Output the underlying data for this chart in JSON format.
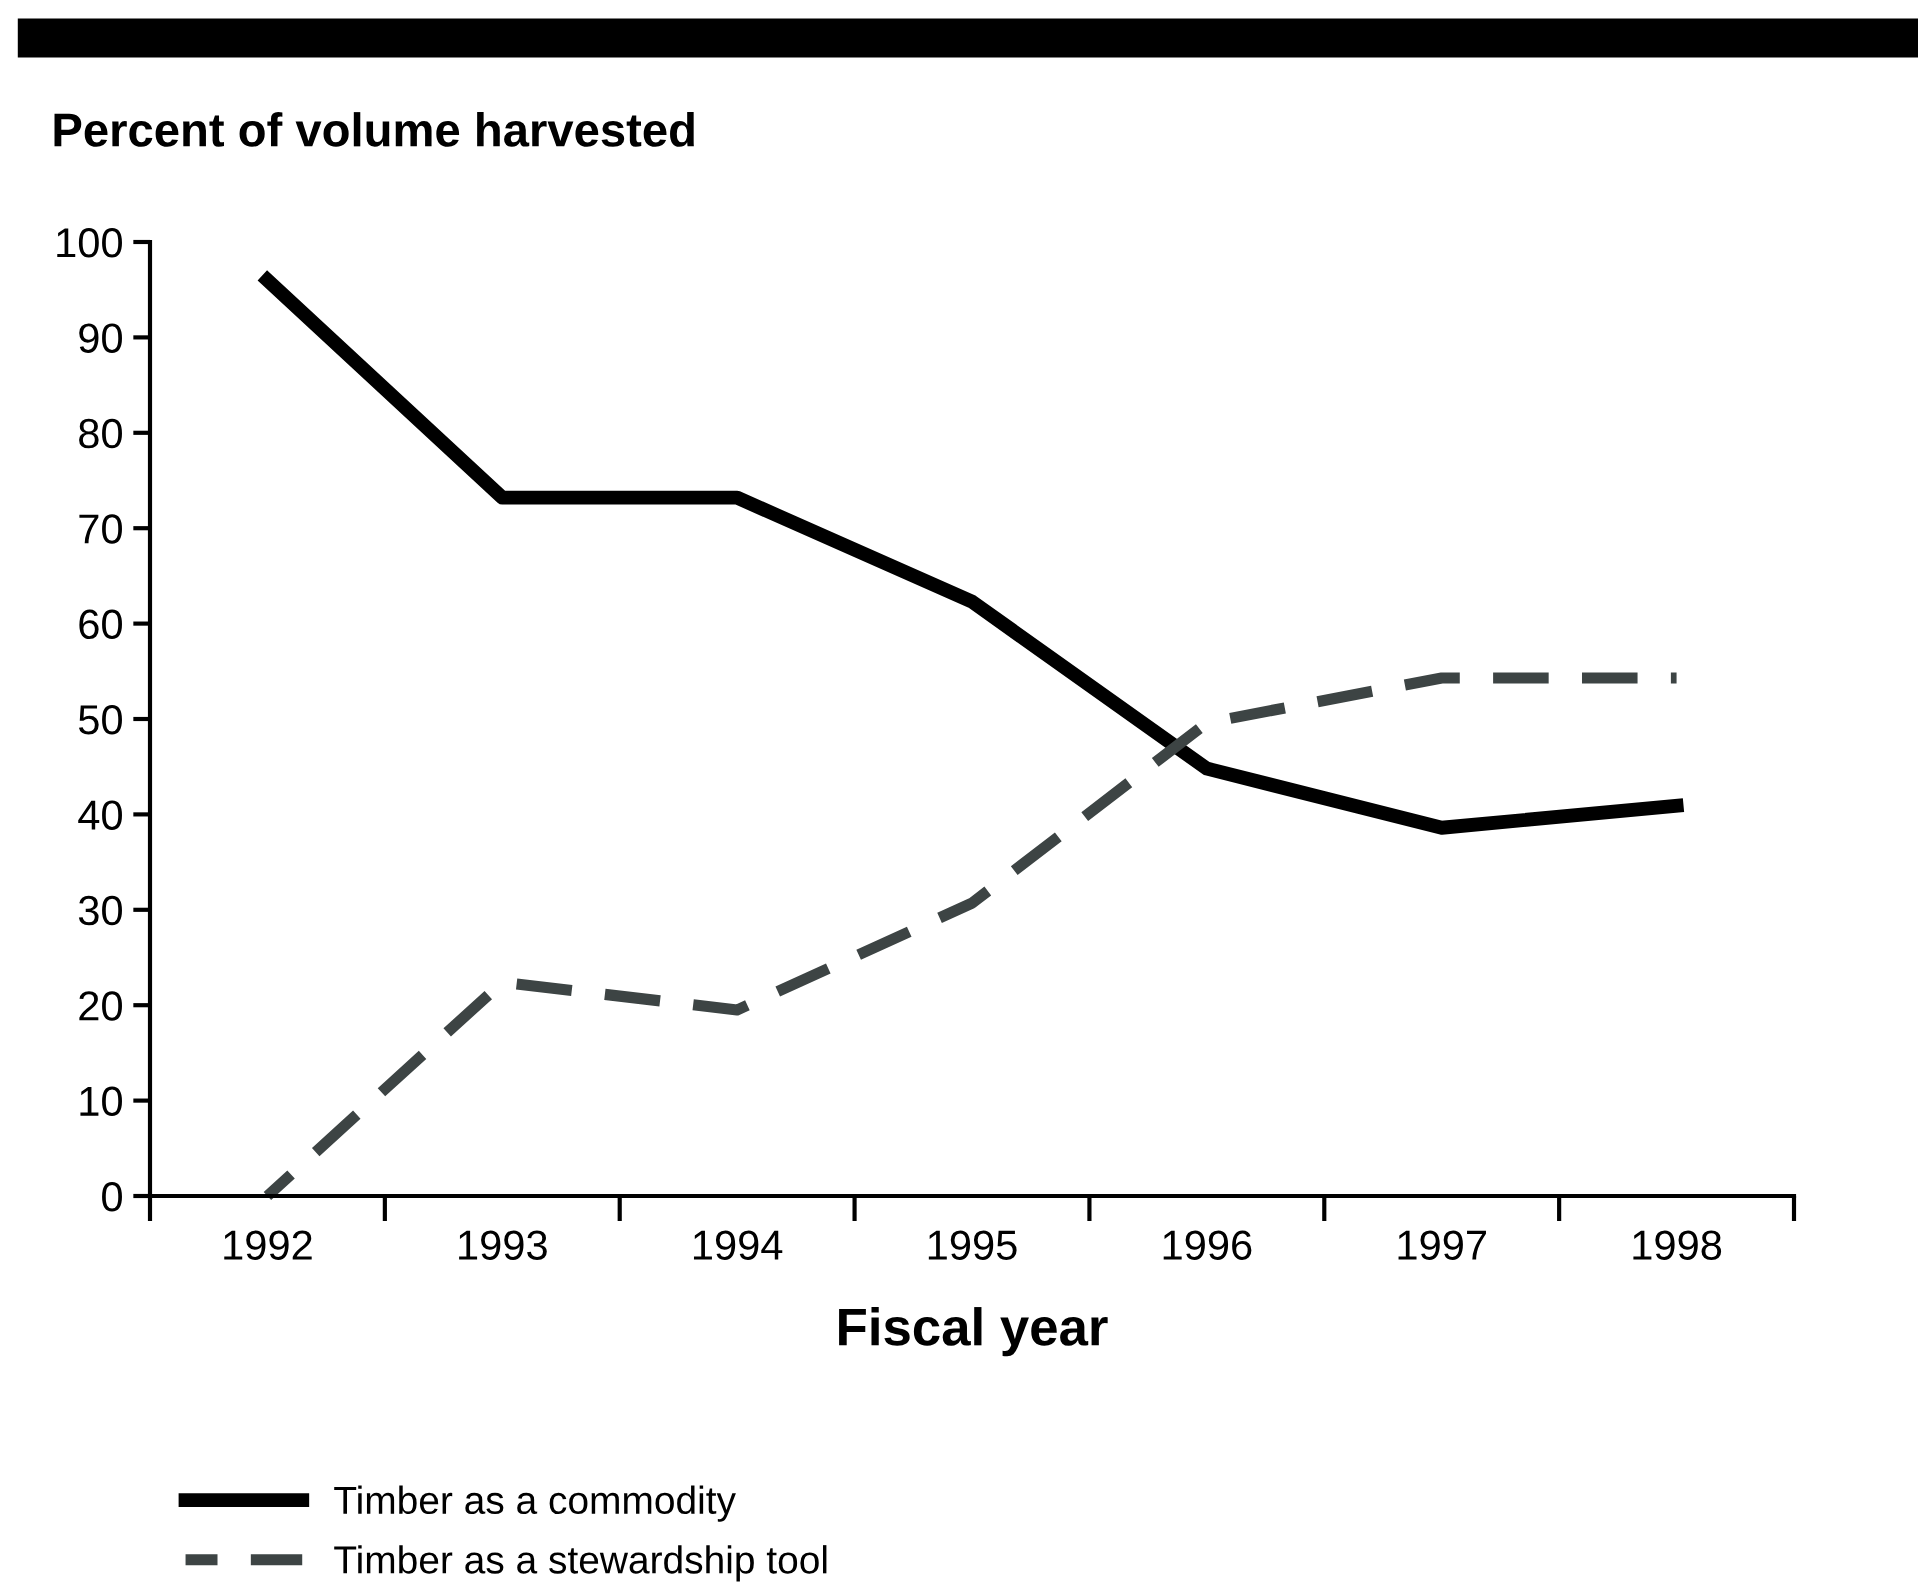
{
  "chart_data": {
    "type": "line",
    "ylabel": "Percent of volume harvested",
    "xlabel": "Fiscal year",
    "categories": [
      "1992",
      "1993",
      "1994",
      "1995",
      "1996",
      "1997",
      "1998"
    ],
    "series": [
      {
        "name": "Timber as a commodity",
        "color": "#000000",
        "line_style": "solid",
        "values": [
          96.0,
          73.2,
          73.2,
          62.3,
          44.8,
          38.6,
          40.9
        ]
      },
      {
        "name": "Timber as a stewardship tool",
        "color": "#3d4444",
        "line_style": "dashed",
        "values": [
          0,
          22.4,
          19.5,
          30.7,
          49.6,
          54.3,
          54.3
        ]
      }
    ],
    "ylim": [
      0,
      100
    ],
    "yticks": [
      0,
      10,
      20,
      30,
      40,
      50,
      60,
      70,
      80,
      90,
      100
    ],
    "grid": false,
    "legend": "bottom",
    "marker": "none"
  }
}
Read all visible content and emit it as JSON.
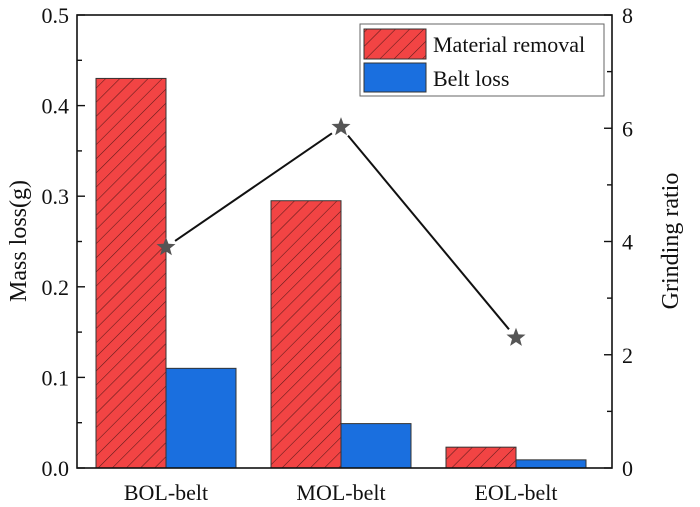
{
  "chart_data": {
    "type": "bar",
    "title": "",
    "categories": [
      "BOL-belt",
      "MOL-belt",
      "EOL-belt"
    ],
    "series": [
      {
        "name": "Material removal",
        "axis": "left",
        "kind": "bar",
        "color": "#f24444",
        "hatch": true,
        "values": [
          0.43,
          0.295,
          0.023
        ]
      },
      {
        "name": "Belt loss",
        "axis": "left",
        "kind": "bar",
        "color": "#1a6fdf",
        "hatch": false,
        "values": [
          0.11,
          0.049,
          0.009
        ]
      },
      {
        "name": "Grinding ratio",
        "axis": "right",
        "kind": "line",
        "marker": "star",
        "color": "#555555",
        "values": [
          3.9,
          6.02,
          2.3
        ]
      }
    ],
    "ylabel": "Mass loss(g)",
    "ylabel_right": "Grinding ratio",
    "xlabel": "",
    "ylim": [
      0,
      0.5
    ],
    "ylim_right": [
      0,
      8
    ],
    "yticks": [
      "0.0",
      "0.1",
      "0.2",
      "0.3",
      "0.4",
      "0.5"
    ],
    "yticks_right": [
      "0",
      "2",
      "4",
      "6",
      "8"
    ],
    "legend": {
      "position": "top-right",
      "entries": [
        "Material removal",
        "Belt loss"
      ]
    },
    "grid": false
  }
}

---

YOUR INSTRUCTIONS: Respond with the number of lines containing "color" and no additional words.

ANSWER IN FULL: 5